++++ Records for processing ++++

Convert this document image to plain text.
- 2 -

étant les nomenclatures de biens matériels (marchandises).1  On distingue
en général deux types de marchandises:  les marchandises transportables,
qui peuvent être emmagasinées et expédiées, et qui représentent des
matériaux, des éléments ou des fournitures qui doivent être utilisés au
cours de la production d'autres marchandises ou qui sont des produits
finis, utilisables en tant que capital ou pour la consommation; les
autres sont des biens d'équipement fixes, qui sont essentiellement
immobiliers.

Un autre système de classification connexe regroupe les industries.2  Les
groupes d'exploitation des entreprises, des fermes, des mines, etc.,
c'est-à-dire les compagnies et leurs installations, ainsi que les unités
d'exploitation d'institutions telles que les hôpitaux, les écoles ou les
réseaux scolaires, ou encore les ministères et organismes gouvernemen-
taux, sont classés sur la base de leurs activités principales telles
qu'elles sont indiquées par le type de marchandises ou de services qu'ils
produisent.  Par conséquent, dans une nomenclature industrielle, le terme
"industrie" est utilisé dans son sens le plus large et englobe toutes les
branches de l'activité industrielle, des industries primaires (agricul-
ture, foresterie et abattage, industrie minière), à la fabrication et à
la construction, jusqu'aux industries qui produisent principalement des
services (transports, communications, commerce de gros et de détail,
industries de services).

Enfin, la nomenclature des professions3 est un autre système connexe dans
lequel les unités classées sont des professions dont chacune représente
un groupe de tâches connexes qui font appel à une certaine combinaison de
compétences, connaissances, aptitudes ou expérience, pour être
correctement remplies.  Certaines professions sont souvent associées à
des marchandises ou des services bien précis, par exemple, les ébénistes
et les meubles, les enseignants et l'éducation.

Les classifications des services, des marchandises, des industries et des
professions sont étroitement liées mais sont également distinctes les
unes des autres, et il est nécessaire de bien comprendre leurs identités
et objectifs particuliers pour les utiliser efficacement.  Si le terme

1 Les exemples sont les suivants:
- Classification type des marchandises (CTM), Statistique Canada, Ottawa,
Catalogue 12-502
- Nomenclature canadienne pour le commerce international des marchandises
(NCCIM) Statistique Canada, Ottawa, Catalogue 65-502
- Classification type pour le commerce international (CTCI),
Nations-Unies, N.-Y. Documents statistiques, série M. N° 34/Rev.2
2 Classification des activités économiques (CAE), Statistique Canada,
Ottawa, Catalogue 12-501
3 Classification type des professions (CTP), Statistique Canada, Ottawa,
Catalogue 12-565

++++

Goal
Nothing should be changed: write out all of the data as is.

The result
Convert this document image to plain text.
- 2 -

étant les nomenclatures de biens matériels (marchandises).1  On distingue
en général deux types de marchandises:  les marchandises transportables,
qui peuvent être emmagasinées et expédiées, et qui représentent des
matériaux, des éléments ou des fournitures qui doivent être utilisés au
cours de la production d'autres marchandises ou qui sont des produits
finis, utilisables en tant que capital ou pour la consommation; les
autres sont des biens d'équipement fixes, qui sont essentiellement
immobiliers.

Un autre système de classification connexe regroupe les industries.2  Les
groupes d'exploitation des entreprises, des fermes, des mines, etc.,
c'est-à-dire les compagnies et leurs installations, ainsi que les unités
d'exploitation d'institutions telles que les hôpitaux, les écoles ou les
réseaux scolaires, ou encore les ministères et organismes gouvernemen-
taux, sont classés sur la base de leurs activités principales telles
qu'elles sont indiquées par le type de marchandises ou de services qu'ils
produisent.  Par conséquent, dans une nomenclature industrielle, le terme
"industrie" est utilisé dans son sens le plus large et englobe toutes les
branches de l'activité industrielle, des industries primaires (agricul-
ture, foresterie et abattage, industrie minière), à la fabrication et à
la construction, jusqu'aux industries qui produisent principalement des
services (transports, communications, commerce de gros et de détail,
industries de services).

Enfin, la nomenclature des professions3 est un autre système connexe dans
lequel les unités classées sont des professions dont chacune représente
un groupe de tâches connexes qui font appel à une certaine combinaison de
compétences, connaissances, aptitudes ou expérience, pour être
correctement remplies.  Certaines professions sont souvent associées à
des marchandises ou des services bien précis, par exemple, les ébénistes
et les meubles, les enseignants et l'éducation.

Les classifications des services, des marchandises, des industries et des
professions sont étroitement liées mais sont également distinctes les
unes des autres, et il est nécessaire de bien comprendre leurs identités
et objectifs particuliers pour les utiliser efficacement.  Si le terme

1 Les exemples sont les suivants:
- Classification type des marchandises (CTM), Statistique Canada, Ottawa,
Catalogue 12-502
- Nomenclature canadienne pour le commerce international des marchandises
(NCCIM) Statistique Canada, Ottawa, Catalogue 65-502
- Classification type pour le commerce international (CTCI),
Nations-Unies, N.-Y. Documents statistiques, série M. N° 34/Rev.2
2 Classification des activités économiques (CAE), Statistique Canada,
Ottawa, Catalogue 12-501
3 Classification type des professions (CTP), Statistique Canada, Ottawa,
Catalogue 12-565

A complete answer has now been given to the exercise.